— REQUEST —
Scan each line of the records for the word "monarch" and extract the ones that have it.

* START DATA RECORDS *

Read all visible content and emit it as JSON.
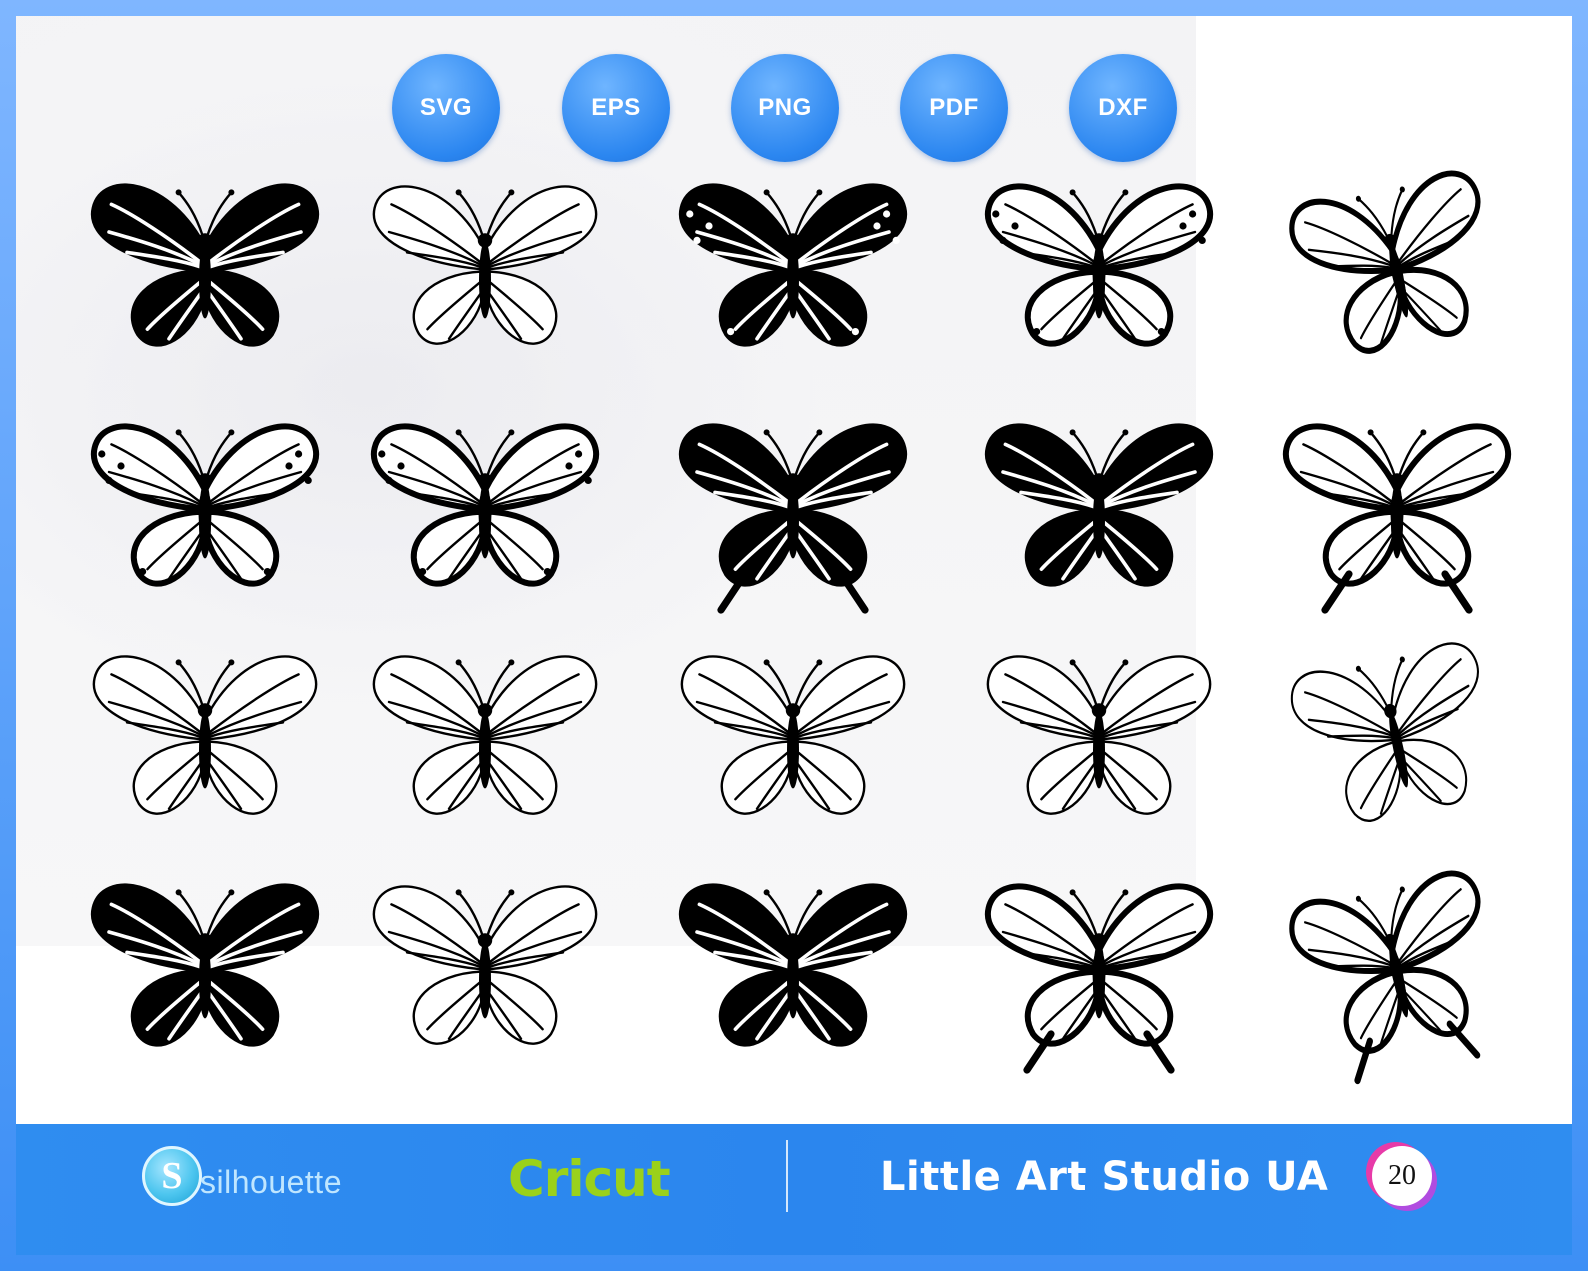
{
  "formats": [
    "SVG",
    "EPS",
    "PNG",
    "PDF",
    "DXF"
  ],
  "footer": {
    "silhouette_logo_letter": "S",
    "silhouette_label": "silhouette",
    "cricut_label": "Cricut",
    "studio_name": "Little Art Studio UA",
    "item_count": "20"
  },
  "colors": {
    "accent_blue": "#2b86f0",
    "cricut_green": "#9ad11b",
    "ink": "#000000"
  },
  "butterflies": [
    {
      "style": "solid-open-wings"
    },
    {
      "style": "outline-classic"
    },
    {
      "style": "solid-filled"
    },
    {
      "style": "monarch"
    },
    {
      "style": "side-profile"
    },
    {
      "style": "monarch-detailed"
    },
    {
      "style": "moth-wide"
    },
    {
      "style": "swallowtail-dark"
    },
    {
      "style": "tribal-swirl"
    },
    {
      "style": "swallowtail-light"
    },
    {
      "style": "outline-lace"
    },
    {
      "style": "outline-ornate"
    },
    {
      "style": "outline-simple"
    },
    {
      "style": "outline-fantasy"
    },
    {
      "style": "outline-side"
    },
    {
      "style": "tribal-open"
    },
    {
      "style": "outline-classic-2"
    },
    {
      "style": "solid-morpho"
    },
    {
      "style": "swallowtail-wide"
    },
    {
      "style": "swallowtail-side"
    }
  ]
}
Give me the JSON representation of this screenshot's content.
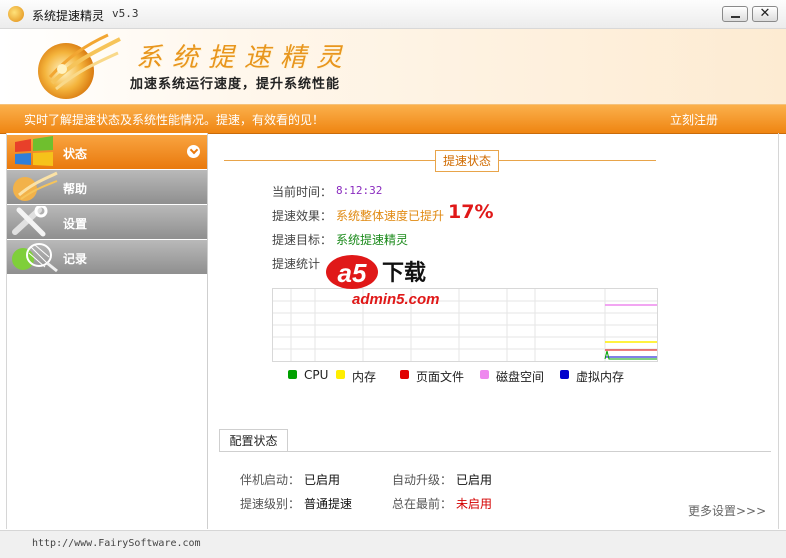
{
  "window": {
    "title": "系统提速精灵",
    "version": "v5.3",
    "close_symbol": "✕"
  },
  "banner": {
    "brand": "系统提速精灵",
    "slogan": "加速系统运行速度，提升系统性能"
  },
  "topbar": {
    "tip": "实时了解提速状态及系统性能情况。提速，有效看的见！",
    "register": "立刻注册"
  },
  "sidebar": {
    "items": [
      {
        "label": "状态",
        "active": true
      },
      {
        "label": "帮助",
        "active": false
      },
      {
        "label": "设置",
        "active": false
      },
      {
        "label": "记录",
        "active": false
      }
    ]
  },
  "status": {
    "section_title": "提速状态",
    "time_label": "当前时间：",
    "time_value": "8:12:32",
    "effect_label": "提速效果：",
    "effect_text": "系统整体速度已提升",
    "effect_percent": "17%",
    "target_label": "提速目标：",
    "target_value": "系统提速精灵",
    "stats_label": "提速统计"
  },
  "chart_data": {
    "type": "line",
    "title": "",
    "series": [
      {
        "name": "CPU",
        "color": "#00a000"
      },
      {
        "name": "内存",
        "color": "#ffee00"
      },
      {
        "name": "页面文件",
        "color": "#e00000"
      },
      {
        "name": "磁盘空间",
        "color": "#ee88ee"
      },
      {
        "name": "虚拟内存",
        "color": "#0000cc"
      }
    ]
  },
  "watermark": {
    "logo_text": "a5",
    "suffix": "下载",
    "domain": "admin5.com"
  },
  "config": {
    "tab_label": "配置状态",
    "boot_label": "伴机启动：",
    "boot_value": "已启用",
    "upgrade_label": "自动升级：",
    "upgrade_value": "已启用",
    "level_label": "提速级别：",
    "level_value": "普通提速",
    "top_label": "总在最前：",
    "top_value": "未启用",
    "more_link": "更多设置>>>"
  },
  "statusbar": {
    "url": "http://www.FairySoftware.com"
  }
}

* END DATA RECORDS *

— TASK ANSWER —
      "style": "monarch"
      "style": "monarch-detailed"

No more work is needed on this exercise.